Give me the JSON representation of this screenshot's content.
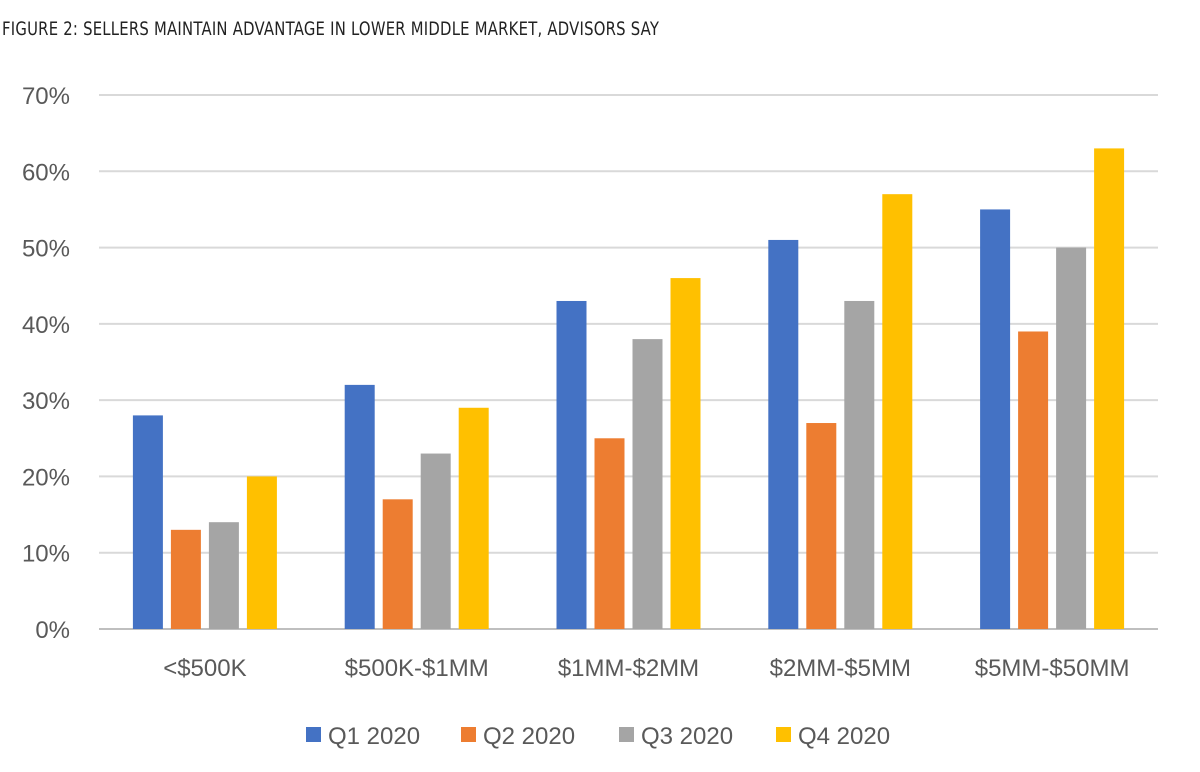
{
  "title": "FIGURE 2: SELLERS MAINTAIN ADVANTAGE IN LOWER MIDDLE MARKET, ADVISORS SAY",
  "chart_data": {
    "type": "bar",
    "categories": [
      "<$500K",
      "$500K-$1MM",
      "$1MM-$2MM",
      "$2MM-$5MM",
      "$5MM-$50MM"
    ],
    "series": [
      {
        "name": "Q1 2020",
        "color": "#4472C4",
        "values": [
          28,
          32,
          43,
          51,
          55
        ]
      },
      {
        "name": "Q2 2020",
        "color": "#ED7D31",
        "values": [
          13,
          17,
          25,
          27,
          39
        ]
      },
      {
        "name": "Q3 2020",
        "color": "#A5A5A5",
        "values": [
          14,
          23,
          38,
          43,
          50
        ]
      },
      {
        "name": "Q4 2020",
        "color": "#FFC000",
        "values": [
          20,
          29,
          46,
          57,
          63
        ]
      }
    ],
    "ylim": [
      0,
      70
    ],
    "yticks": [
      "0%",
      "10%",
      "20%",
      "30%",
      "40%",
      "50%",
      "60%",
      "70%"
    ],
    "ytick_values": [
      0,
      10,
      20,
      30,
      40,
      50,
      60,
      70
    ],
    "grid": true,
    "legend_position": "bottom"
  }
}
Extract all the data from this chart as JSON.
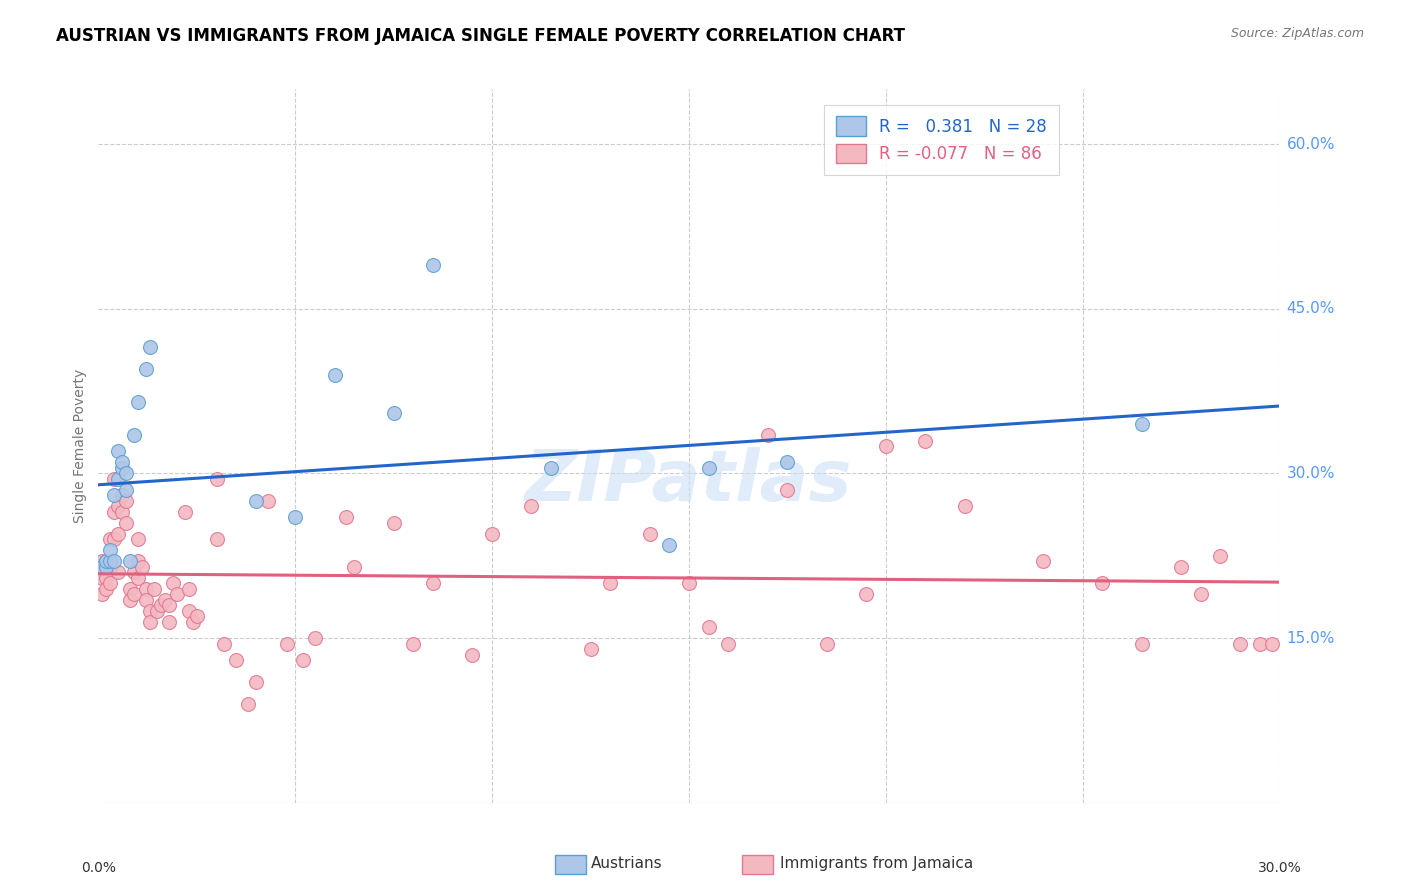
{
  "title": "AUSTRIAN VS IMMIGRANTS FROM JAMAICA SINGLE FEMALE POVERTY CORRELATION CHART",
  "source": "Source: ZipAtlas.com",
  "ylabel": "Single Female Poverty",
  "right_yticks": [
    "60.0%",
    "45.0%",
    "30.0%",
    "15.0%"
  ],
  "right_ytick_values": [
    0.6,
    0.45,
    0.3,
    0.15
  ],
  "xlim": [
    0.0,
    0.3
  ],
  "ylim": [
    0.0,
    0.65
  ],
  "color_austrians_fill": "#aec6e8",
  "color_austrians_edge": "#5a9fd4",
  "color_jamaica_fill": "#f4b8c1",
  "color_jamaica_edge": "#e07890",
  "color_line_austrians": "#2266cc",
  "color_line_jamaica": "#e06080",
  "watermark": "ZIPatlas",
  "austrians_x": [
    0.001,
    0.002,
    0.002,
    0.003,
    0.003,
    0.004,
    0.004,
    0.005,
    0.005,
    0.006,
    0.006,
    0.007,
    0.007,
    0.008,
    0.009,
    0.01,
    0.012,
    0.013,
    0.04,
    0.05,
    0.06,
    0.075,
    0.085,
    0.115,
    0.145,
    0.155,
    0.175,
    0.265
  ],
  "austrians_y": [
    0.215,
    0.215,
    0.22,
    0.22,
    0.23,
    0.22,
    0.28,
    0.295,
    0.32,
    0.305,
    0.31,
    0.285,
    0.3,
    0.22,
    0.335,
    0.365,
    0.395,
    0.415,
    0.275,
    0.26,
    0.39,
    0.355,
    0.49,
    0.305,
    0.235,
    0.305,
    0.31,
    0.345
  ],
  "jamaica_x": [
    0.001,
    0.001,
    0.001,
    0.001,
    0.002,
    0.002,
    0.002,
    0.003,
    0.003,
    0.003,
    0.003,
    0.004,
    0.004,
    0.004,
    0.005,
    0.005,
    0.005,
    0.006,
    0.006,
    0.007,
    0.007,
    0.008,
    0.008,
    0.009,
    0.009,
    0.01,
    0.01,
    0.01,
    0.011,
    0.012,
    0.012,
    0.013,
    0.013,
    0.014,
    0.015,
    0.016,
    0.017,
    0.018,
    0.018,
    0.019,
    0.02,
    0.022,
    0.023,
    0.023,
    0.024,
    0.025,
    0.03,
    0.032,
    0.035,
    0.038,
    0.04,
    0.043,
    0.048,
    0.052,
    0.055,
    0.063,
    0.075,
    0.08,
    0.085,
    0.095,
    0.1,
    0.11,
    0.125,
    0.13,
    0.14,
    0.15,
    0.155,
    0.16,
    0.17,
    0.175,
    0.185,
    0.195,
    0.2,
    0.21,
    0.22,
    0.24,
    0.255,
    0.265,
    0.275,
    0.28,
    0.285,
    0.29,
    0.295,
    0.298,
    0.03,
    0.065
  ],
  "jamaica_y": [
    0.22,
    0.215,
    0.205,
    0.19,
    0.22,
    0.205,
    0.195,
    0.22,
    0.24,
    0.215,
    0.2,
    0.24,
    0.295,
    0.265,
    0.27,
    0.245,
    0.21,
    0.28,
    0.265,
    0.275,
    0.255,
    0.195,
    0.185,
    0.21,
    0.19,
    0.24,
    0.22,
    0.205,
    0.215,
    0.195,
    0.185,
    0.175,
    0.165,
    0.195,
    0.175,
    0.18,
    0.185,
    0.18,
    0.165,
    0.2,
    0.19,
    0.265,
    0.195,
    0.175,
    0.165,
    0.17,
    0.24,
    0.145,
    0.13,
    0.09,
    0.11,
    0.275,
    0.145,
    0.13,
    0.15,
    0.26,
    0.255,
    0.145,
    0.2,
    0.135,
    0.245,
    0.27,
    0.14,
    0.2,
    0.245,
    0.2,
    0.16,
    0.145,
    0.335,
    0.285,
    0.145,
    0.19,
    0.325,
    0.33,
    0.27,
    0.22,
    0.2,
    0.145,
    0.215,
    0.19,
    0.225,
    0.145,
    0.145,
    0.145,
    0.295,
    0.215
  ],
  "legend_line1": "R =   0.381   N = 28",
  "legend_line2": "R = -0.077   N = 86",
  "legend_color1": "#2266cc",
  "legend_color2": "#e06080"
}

* * * * * * * * *

→ **What the exercise asks**:
Transcribe the material exactly, keeping every word and none of the pictures.

→ **Exercise response**:
Give me the JSON representation of this screenshot's content.
{
  "title": "FIGURE 2: SELLERS MAINTAIN ADVANTAGE IN LOWER MIDDLE MARKET, ADVISORS SAY",
  "chart_data": {
    "type": "bar",
    "categories": [
      "<$500K",
      "$500K-$1MM",
      "$1MM-$2MM",
      "$2MM-$5MM",
      "$5MM-$50MM"
    ],
    "series": [
      {
        "name": "Q1 2020",
        "color": "#4472C4",
        "values": [
          28,
          32,
          43,
          51,
          55
        ]
      },
      {
        "name": "Q2 2020",
        "color": "#ED7D31",
        "values": [
          13,
          17,
          25,
          27,
          39
        ]
      },
      {
        "name": "Q3 2020",
        "color": "#A5A5A5",
        "values": [
          14,
          23,
          38,
          43,
          50
        ]
      },
      {
        "name": "Q4 2020",
        "color": "#FFC000",
        "values": [
          20,
          29,
          46,
          57,
          63
        ]
      }
    ],
    "ylim": [
      0,
      70
    ],
    "yticks": [
      "0%",
      "10%",
      "20%",
      "30%",
      "40%",
      "50%",
      "60%",
      "70%"
    ],
    "ytick_values": [
      0,
      10,
      20,
      30,
      40,
      50,
      60,
      70
    ],
    "grid": true,
    "legend_position": "bottom"
  }
}
Extract all the data from this chart as JSON.
{
  "title": "AUSTRIAN VS IMMIGRANTS FROM JAMAICA SINGLE FEMALE POVERTY CORRELATION CHART",
  "source": "Source: ZipAtlas.com",
  "ylabel": "Single Female Poverty",
  "right_yticks": [
    "60.0%",
    "45.0%",
    "30.0%",
    "15.0%"
  ],
  "right_ytick_values": [
    0.6,
    0.45,
    0.3,
    0.15
  ],
  "xlim": [
    0.0,
    0.3
  ],
  "ylim": [
    0.0,
    0.65
  ],
  "color_austrians_fill": "#aec6e8",
  "color_austrians_edge": "#5a9fd4",
  "color_jamaica_fill": "#f4b8c1",
  "color_jamaica_edge": "#e07890",
  "color_line_austrians": "#2266cc",
  "color_line_jamaica": "#e06080",
  "watermark": "ZIPatlas",
  "austrians_x": [
    0.001,
    0.002,
    0.002,
    0.003,
    0.003,
    0.004,
    0.004,
    0.005,
    0.005,
    0.006,
    0.006,
    0.007,
    0.007,
    0.008,
    0.009,
    0.01,
    0.012,
    0.013,
    0.04,
    0.05,
    0.06,
    0.075,
    0.085,
    0.115,
    0.145,
    0.155,
    0.175,
    0.265
  ],
  "austrians_y": [
    0.215,
    0.215,
    0.22,
    0.22,
    0.23,
    0.22,
    0.28,
    0.295,
    0.32,
    0.305,
    0.31,
    0.285,
    0.3,
    0.22,
    0.335,
    0.365,
    0.395,
    0.415,
    0.275,
    0.26,
    0.39,
    0.355,
    0.49,
    0.305,
    0.235,
    0.305,
    0.31,
    0.345
  ],
  "jamaica_x": [
    0.001,
    0.001,
    0.001,
    0.001,
    0.002,
    0.002,
    0.002,
    0.003,
    0.003,
    0.003,
    0.003,
    0.004,
    0.004,
    0.004,
    0.005,
    0.005,
    0.005,
    0.006,
    0.006,
    0.007,
    0.007,
    0.008,
    0.008,
    0.009,
    0.009,
    0.01,
    0.01,
    0.01,
    0.011,
    0.012,
    0.012,
    0.013,
    0.013,
    0.014,
    0.015,
    0.016,
    0.017,
    0.018,
    0.018,
    0.019,
    0.02,
    0.022,
    0.023,
    0.023,
    0.024,
    0.025,
    0.03,
    0.032,
    0.035,
    0.038,
    0.04,
    0.043,
    0.048,
    0.052,
    0.055,
    0.063,
    0.075,
    0.08,
    0.085,
    0.095,
    0.1,
    0.11,
    0.125,
    0.13,
    0.14,
    0.15,
    0.155,
    0.16,
    0.17,
    0.175,
    0.185,
    0.195,
    0.2,
    0.21,
    0.22,
    0.24,
    0.255,
    0.265,
    0.275,
    0.28,
    0.285,
    0.29,
    0.295,
    0.298,
    0.03,
    0.065
  ],
  "jamaica_y": [
    0.22,
    0.215,
    0.205,
    0.19,
    0.22,
    0.205,
    0.195,
    0.22,
    0.24,
    0.215,
    0.2,
    0.24,
    0.295,
    0.265,
    0.27,
    0.245,
    0.21,
    0.28,
    0.265,
    0.275,
    0.255,
    0.195,
    0.185,
    0.21,
    0.19,
    0.24,
    0.22,
    0.205,
    0.215,
    0.195,
    0.185,
    0.175,
    0.165,
    0.195,
    0.175,
    0.18,
    0.185,
    0.18,
    0.165,
    0.2,
    0.19,
    0.265,
    0.195,
    0.175,
    0.165,
    0.17,
    0.24,
    0.145,
    0.13,
    0.09,
    0.11,
    0.275,
    0.145,
    0.13,
    0.15,
    0.26,
    0.255,
    0.145,
    0.2,
    0.135,
    0.245,
    0.27,
    0.14,
    0.2,
    0.245,
    0.2,
    0.16,
    0.145,
    0.335,
    0.285,
    0.145,
    0.19,
    0.325,
    0.33,
    0.27,
    0.22,
    0.2,
    0.145,
    0.215,
    0.19,
    0.225,
    0.145,
    0.145,
    0.145,
    0.295,
    0.215
  ],
  "legend_line1": "R =   0.381   N = 28",
  "legend_line2": "R = -0.077   N = 86",
  "legend_color1": "#2266cc",
  "legend_color2": "#e06080"
}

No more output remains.